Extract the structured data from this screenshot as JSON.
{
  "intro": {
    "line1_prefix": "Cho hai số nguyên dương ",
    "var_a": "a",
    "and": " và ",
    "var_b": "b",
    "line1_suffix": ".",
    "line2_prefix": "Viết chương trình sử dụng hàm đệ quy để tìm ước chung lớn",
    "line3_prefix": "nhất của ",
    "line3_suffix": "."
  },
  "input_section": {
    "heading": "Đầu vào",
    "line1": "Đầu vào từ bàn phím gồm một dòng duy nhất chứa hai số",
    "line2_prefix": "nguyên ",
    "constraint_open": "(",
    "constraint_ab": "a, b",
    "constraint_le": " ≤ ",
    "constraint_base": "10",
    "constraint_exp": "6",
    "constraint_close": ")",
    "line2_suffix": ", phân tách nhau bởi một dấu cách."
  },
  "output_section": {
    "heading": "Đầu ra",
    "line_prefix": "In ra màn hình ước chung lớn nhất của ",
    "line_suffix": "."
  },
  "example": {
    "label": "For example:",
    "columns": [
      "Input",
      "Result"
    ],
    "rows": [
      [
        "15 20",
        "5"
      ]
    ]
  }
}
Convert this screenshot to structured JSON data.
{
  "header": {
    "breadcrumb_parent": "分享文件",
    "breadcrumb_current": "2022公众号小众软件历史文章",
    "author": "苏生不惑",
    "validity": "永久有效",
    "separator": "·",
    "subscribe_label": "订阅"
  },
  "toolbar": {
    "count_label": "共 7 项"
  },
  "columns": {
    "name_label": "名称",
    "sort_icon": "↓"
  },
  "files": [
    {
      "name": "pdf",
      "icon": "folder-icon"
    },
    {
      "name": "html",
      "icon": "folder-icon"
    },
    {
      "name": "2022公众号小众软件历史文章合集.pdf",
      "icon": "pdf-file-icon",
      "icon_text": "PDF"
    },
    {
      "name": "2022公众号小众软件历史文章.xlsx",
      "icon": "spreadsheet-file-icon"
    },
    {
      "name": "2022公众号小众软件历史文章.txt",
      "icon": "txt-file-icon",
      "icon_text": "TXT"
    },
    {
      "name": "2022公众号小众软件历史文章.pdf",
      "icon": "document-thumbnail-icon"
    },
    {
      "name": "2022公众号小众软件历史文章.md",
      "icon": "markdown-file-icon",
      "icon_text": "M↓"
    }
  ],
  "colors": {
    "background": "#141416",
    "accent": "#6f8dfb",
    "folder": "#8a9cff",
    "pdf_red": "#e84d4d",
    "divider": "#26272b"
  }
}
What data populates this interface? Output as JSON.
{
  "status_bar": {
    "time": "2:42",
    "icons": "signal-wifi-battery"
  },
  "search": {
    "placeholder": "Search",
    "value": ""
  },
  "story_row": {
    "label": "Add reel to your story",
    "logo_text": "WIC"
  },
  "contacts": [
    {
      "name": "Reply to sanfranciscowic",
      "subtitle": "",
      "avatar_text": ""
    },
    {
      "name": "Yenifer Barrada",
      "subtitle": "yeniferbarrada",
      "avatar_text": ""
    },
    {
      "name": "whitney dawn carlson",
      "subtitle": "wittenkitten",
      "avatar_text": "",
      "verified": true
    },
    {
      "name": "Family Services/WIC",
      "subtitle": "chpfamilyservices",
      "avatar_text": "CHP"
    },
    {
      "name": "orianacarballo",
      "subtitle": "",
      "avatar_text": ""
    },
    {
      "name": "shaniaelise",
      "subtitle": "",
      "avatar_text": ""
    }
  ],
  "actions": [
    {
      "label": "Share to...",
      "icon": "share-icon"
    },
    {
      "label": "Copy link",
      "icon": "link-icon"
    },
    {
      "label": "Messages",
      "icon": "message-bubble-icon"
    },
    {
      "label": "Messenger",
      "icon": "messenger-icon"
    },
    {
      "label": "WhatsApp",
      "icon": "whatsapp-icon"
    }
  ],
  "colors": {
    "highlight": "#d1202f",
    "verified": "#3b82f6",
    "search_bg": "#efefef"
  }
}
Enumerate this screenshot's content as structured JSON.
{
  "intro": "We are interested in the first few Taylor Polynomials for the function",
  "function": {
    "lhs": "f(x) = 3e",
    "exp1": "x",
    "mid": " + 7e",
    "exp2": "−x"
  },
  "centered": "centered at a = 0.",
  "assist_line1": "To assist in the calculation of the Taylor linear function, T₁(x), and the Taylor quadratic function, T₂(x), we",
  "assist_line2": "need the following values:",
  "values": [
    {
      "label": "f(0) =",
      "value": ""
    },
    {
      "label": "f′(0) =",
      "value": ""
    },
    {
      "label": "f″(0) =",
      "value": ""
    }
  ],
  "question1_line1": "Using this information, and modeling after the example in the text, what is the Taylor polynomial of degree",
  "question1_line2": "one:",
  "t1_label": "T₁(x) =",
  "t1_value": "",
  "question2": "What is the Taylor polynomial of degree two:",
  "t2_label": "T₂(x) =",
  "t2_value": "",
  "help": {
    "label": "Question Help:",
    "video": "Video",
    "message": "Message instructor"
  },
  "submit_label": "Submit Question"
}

__________________________________________________

• **Work to do**
State how many lines include the string "data", and nothing more.

• **Answer to the task**
3